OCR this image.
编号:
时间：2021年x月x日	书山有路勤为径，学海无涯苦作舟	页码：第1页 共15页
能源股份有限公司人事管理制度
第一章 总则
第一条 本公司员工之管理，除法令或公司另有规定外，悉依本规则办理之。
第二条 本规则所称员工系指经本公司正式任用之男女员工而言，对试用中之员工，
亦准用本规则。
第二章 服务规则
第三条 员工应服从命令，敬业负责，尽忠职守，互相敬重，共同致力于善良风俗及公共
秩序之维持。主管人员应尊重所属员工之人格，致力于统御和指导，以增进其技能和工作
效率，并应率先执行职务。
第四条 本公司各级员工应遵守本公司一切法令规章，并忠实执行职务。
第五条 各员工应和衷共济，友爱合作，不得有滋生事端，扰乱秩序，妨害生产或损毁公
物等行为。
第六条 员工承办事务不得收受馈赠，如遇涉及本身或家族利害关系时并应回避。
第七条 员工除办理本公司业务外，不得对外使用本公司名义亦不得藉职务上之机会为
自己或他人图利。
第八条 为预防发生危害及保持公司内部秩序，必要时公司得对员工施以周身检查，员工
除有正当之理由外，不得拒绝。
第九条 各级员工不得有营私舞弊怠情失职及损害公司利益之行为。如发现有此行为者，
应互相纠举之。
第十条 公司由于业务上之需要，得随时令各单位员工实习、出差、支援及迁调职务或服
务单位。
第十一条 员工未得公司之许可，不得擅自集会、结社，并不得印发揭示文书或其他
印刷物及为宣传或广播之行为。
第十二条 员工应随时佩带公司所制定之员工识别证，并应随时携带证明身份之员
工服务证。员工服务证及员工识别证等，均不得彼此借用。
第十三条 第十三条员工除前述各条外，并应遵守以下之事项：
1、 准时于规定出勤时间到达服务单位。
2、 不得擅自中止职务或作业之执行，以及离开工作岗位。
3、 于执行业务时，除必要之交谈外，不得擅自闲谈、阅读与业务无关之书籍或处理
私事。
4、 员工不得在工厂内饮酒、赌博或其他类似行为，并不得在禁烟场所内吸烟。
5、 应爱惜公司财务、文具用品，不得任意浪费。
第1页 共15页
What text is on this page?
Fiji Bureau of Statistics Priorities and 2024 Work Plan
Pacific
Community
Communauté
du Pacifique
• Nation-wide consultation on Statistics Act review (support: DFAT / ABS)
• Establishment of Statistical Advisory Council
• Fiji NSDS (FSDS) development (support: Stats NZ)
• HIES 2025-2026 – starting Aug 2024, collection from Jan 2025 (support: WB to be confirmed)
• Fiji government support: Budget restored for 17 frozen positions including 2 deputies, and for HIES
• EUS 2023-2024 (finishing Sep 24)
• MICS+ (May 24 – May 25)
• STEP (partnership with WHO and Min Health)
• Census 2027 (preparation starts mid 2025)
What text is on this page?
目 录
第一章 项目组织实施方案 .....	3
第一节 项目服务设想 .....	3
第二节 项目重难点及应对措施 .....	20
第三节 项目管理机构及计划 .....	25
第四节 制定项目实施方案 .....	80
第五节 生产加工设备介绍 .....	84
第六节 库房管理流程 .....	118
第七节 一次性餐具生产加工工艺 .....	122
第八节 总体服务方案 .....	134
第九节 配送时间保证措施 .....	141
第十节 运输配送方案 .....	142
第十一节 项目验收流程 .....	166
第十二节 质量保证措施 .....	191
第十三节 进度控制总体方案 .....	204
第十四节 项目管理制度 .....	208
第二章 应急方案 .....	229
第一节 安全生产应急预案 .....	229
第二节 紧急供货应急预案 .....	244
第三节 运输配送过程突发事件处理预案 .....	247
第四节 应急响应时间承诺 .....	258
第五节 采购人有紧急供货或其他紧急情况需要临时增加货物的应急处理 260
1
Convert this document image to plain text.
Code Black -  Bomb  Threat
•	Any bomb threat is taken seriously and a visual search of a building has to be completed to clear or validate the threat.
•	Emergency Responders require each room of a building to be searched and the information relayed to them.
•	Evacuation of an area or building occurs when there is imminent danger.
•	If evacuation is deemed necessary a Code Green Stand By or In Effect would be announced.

*-*-*

- [What you need to do]
Lines from the one containing "Convert this document image to plain text." through the final line are to be given again verbatim, with nothing before or after.

- [The result]
Convert this document image to plain text.
Code Black -  Bomb  Threat
•	Any bomb threat is taken seriously and a visual search of a building has to be completed to clear or validate the threat.
•	Emergency Responders require each room of a building to be searched and the information relayed to them.
•	Evacuation of an area or building occurs when there is imminent danger.
•	If evacuation is deemed necessary a Code Green Stand By or In Effect would be announced.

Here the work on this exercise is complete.